▶ Short task: Images appear in the records below; leave them out and repeat everything else exactly.

▶ Available records:
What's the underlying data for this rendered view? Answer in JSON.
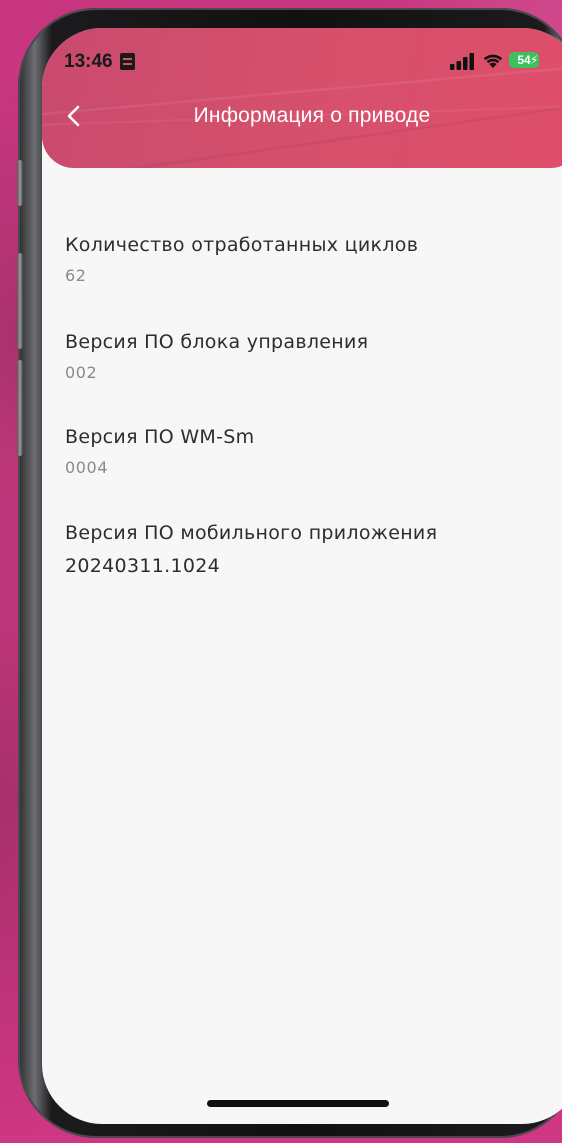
{
  "status_bar": {
    "time": "13:46",
    "battery_level": "54",
    "icons": [
      "sim-card-icon",
      "cellular-signal-icon",
      "wifi-icon",
      "battery-charging-icon"
    ]
  },
  "header": {
    "title": "Информация о приводе",
    "back_icon": "chevron-left-icon"
  },
  "info": {
    "cycles": {
      "label": "Количество отработанных циклов",
      "value": "62"
    },
    "control_unit_fw": {
      "label": "Версия ПО блока управления",
      "value": "002"
    },
    "wm_sm_fw": {
      "label": "Версия ПО WM-Sm",
      "value": "0004"
    },
    "mobile_app": {
      "label": "Версия ПО мобильного приложения",
      "value": "20240311.1024"
    }
  },
  "colors": {
    "header_gradient_start": "#c94a6e",
    "header_gradient_end": "#df4e6a",
    "battery": "#3dc15d",
    "background": "#d23b86"
  }
}
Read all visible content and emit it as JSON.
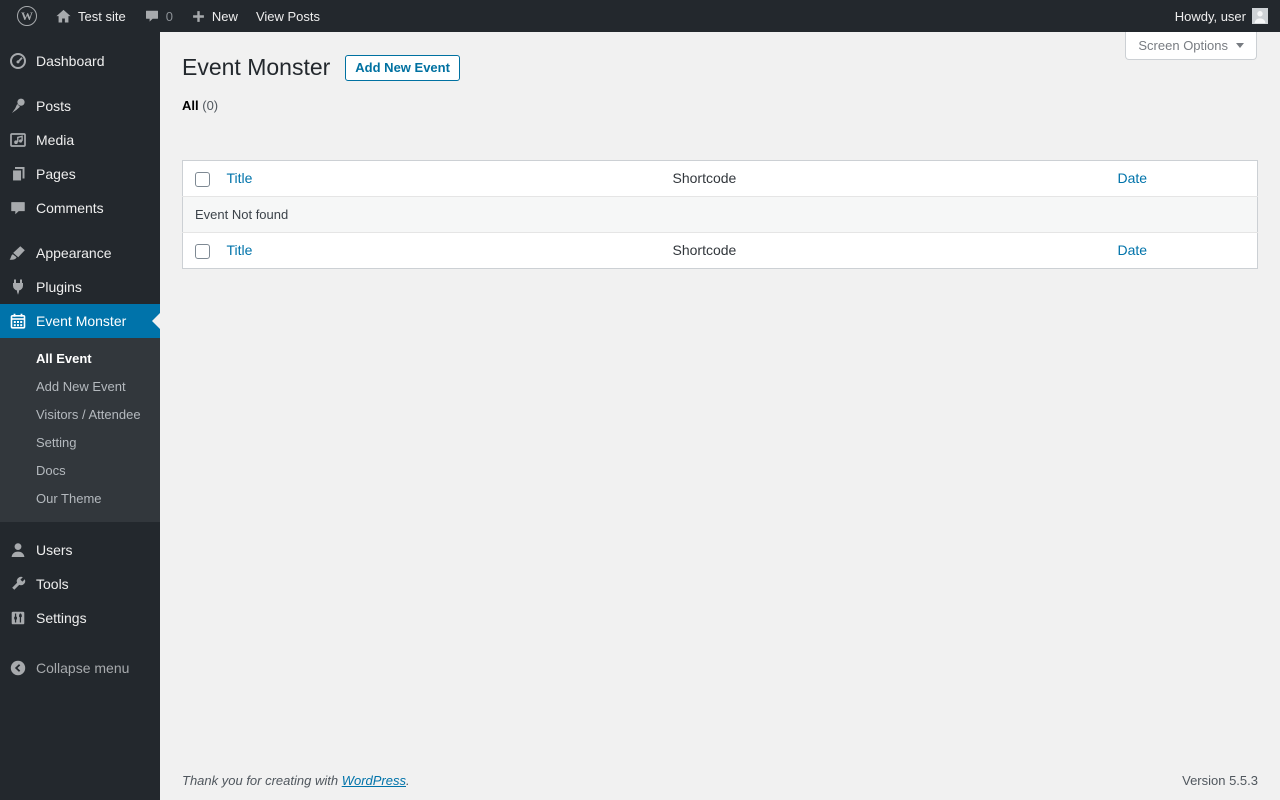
{
  "admin_bar": {
    "wp_logo": "W",
    "site_name": "Test site",
    "comment_count": "0",
    "new_label": "New",
    "view_posts_label": "View Posts",
    "howdy": "Howdy, user",
    "icons": [
      "wordpress-logo-icon",
      "home-icon",
      "comment-bubble-icon",
      "plus-icon",
      "avatar"
    ]
  },
  "sidebar": {
    "items": [
      {
        "label": "Dashboard",
        "icon": "dashboard-gauge-icon"
      },
      {
        "label": "Posts",
        "icon": "pushpin-icon"
      },
      {
        "label": "Media",
        "icon": "media-icon"
      },
      {
        "label": "Pages",
        "icon": "pages-icon"
      },
      {
        "label": "Comments",
        "icon": "comments-icon"
      },
      {
        "label": "Appearance",
        "icon": "appearance-brush-icon"
      },
      {
        "label": "Plugins",
        "icon": "plugin-icon"
      },
      {
        "label": "Event Monster",
        "icon": "calendar-icon",
        "active": true
      },
      {
        "label": "Users",
        "icon": "users-icon"
      },
      {
        "label": "Tools",
        "icon": "wrench-icon"
      },
      {
        "label": "Settings",
        "icon": "settings-sliders-icon"
      },
      {
        "label": "Collapse menu",
        "icon": "collapse-arrow-icon"
      }
    ],
    "event_monster_submenu": [
      "All Event",
      "Add New Event",
      "Visitors / Attendee",
      "Setting",
      "Docs",
      "Our Theme"
    ],
    "submenu_current": "All Event"
  },
  "page": {
    "title": "Event Monster",
    "add_new_label": "Add New Event",
    "screen_options_label": "Screen Options",
    "filter": {
      "all_label": "All",
      "all_count": "(0)"
    },
    "table": {
      "columns": [
        "Title",
        "Shortcode",
        "Date"
      ],
      "empty_message": "Event Not found"
    }
  },
  "footer": {
    "thanks_prefix": "Thank you for creating with ",
    "wordpress_link": "WordPress",
    "thanks_suffix": ".",
    "version": "Version 5.5.3"
  },
  "colors": {
    "admin_bar_bg": "#23282d",
    "menu_bg": "#23282d",
    "submenu_bg": "#32373c",
    "active_menu_blue": "#0073aa",
    "content_bg": "#f1f1f1",
    "link_blue": "#0073aa",
    "button_blue": "#0071a1"
  }
}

▶ Task response:
What's the underlying data for this rendered view? Answer in JSON.
{
  "status_bar": {
    "time": "13:46",
    "battery_level": "54",
    "icons": [
      "sim-card-icon",
      "cellular-signal-icon",
      "wifi-icon",
      "battery-charging-icon"
    ]
  },
  "header": {
    "title": "Информация о приводе",
    "back_icon": "chevron-left-icon"
  },
  "info": {
    "cycles": {
      "label": "Количество отработанных циклов",
      "value": "62"
    },
    "control_unit_fw": {
      "label": "Версия ПО блока управления",
      "value": "002"
    },
    "wm_sm_fw": {
      "label": "Версия ПО WM-Sm",
      "value": "0004"
    },
    "mobile_app": {
      "label": "Версия ПО мобильного приложения",
      "value": "20240311.1024"
    }
  },
  "colors": {
    "header_gradient_start": "#c94a6e",
    "header_gradient_end": "#df4e6a",
    "battery": "#3dc15d",
    "background": "#d23b86"
  }
}
Read all visible content and emit it as JSON.
{
  "admin_bar": {
    "wp_logo": "W",
    "site_name": "Test site",
    "comment_count": "0",
    "new_label": "New",
    "view_posts_label": "View Posts",
    "howdy": "Howdy, user",
    "icons": [
      "wordpress-logo-icon",
      "home-icon",
      "comment-bubble-icon",
      "plus-icon",
      "avatar"
    ]
  },
  "sidebar": {
    "items": [
      {
        "label": "Dashboard",
        "icon": "dashboard-gauge-icon"
      },
      {
        "label": "Posts",
        "icon": "pushpin-icon"
      },
      {
        "label": "Media",
        "icon": "media-icon"
      },
      {
        "label": "Pages",
        "icon": "pages-icon"
      },
      {
        "label": "Comments",
        "icon": "comments-icon"
      },
      {
        "label": "Appearance",
        "icon": "appearance-brush-icon"
      },
      {
        "label": "Plugins",
        "icon": "plugin-icon"
      },
      {
        "label": "Event Monster",
        "icon": "calendar-icon",
        "active": true
      },
      {
        "label": "Users",
        "icon": "users-icon"
      },
      {
        "label": "Tools",
        "icon": "wrench-icon"
      },
      {
        "label": "Settings",
        "icon": "settings-sliders-icon"
      },
      {
        "label": "Collapse menu",
        "icon": "collapse-arrow-icon"
      }
    ],
    "event_monster_submenu": [
      "All Event",
      "Add New Event",
      "Visitors / Attendee",
      "Setting",
      "Docs",
      "Our Theme"
    ],
    "submenu_current": "All Event"
  },
  "page": {
    "title": "Event Monster",
    "add_new_label": "Add New Event",
    "screen_options_label": "Screen Options",
    "filter": {
      "all_label": "All",
      "all_count": "(0)"
    },
    "table": {
      "columns": [
        "Title",
        "Shortcode",
        "Date"
      ],
      "empty_message": "Event Not found"
    }
  },
  "footer": {
    "thanks_prefix": "Thank you for creating with ",
    "wordpress_link": "WordPress",
    "thanks_suffix": ".",
    "version": "Version 5.5.3"
  },
  "colors": {
    "admin_bar_bg": "#23282d",
    "menu_bg": "#23282d",
    "submenu_bg": "#32373c",
    "active_menu_blue": "#0073aa",
    "content_bg": "#f1f1f1",
    "link_blue": "#0073aa",
    "button_blue": "#0071a1"
  }
}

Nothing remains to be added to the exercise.